Exercise materials ▸
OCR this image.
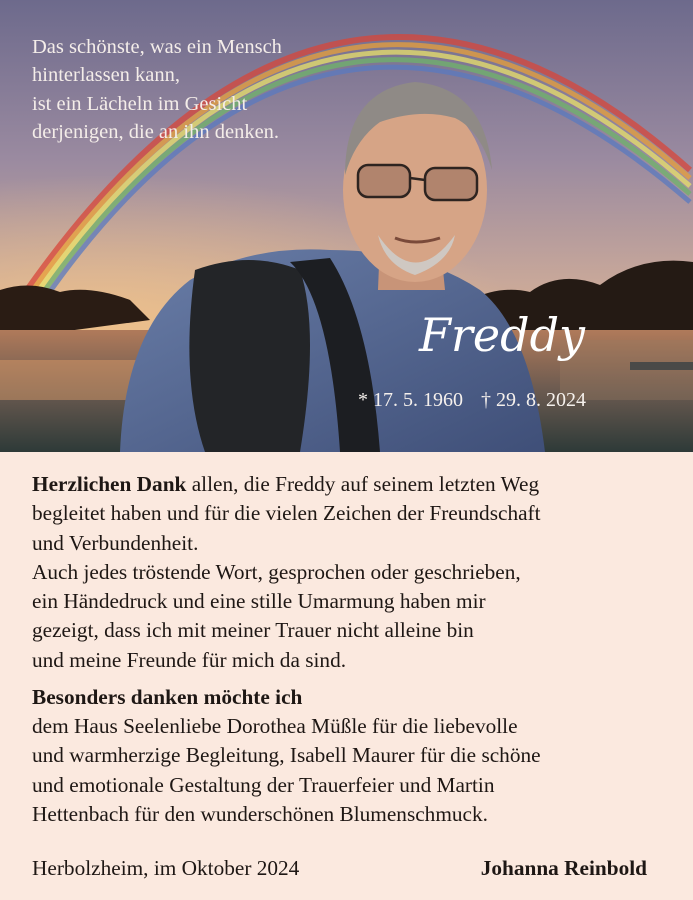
Das schönste, was ein Mensch
hinterlassen kann,
ist ein Lächeln im Gesicht
derjenigen, die an ihn denken.
Freddy
* 17. 5. 1960 † 29. 8. 2024

Herzlichen Dank allen, die Freddy auf seinem letzten Weg
begleitet haben und für die vielen Zeichen der Freundschaft
und Verbundenheit.

Auch jedes tröstende Wort, gesprochen oder geschrieben,
ein Händedruck und eine stille Umarmung haben mir
gezeigt, dass ich mit meiner Trauer nicht alleine bin
und meine Freunde für mich da sind.

Besonders danken möchte ich

dem Haus Seelenliebe Dorothea Müßle für die liebevolle
und warmherzige Begleitung, Isabell Maurer für die schöne
und emotionale Gestaltung der Trauerfeier und Martin
Hettenbach für den wunderschönen Blumenschmuck.

Herbolzheim, im Oktober 2024	Johanna Reinbold
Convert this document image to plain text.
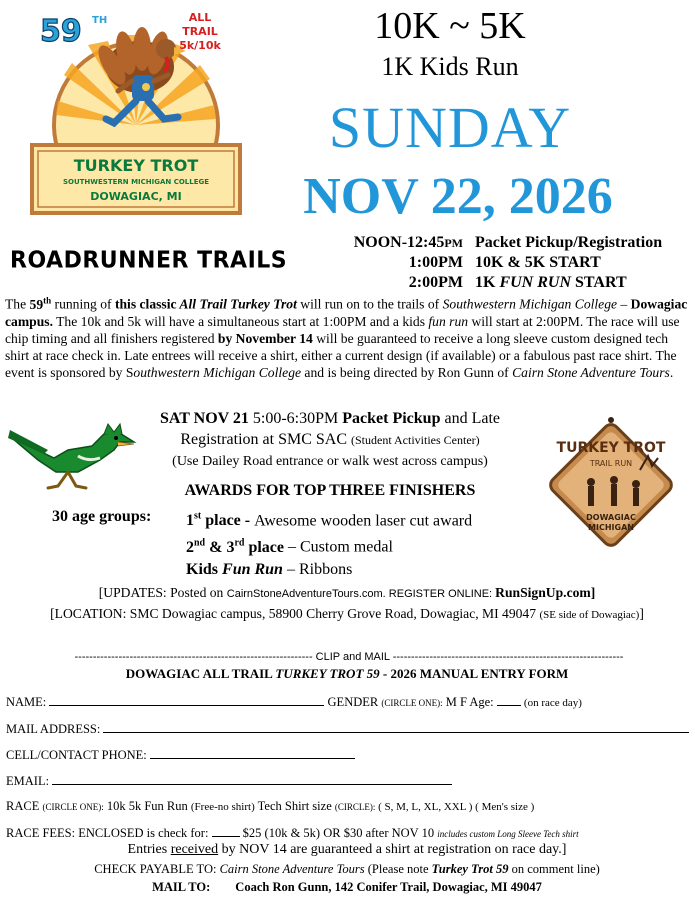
59 TH	ALL
TRAIL
5k/10k
TURKEY TROT
SOUTHWESTERN MICHIGAN COLLEGE
DOWAGIAC, MI
10K ~ 5K
1K Kids Run
SUNDAY
NOV 22, 2026
ROADRUNNER TRAILS
NOON-12:45PM Packet Pickup/Registration
1:00PM 10K & 5K START
2:00PM 1K FUN RUN START
The 59th running of this classic All Trail Turkey Trot will run on to the trails of Southwestern Michigan College – Dowagiac campus. The 10k and 5k will have a simultaneous start at 1:00PM and a kids fun run will start at 2:00PM. The race will use chip timing and all finishers registered by November 14 will be guaranteed to receive a long sleeve custom designed tech shirt at race check in. Late entrees will receive a shirt, either a current design (if available) or a fabulous past race shirt. The event is sponsored by Southwestern Michigan College and is being directed by Ron Gunn of Cairn Stone Adventure Tours.
SAT NOV 21 5:00-6:30PM Packet Pickup and Late
Registration at SMC SAC (Student Activities Center)
(Use Dailey Road entrance or walk west across campus)
AWARDS FOR TOP THREE FINISHERS
30 age groups: 1st place - Awesome wooden laser cut award
2nd & 3rd place – Custom medal
Kids Fun Run – Ribbons
TURKEY TROT
TRAIL RUN
DOWAGIAC
MICHIGAN
[UPDATES: Posted on CairnStoneAdventureTours.com. REGISTER ONLINE: RunSignUp.com]
[LOCATION: SMC Dowagiac campus, 58900 Cherry Grove Road, Dowagiac, MI 49047 (SE side of Dowagiac)]
----------------------------------------------------------------- CLIP and MAIL ---------------------------------------------------------------
DOWAGIAC ALL TRAIL TURKEY TROT 59 - 2026 MANUAL ENTRY FORM
NAME:	GENDER (CIRCLE ONE): M F Age:  (on race day)
MAIL ADDRESS:
CELL/CONTACT PHONE:
EMAIL:
RACE (CIRCLE ONE): 10k 5k Fun Run (Free-no shirt) Tech Shirt size (CIRCLE): ( S, M, L, XL, XXL ) ( Men's size )
RACE FEES: ENCLOSED is check for:  $25 (10k & 5k) OR $30 after NOV 10 includes custom Long Sleeve Tech shirt
Entries received by NOV 14 are guaranteed a shirt at registration on race day.]
CHECK PAYABLE TO: Cairn Stone Adventure Tours (Please note Turkey Trot 59 on comment line)
MAIL TO: Coach Ron Gunn, 142 Conifer Trail, Dowagiac, MI 49047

Your objective ▸ In the records above, find each line that holds the word "place"; copy all such lines.

Solution to the exercise ▸
30 age groups: 1st place - Awesome wooden laser cut award
2nd & 3rd place – Custom medal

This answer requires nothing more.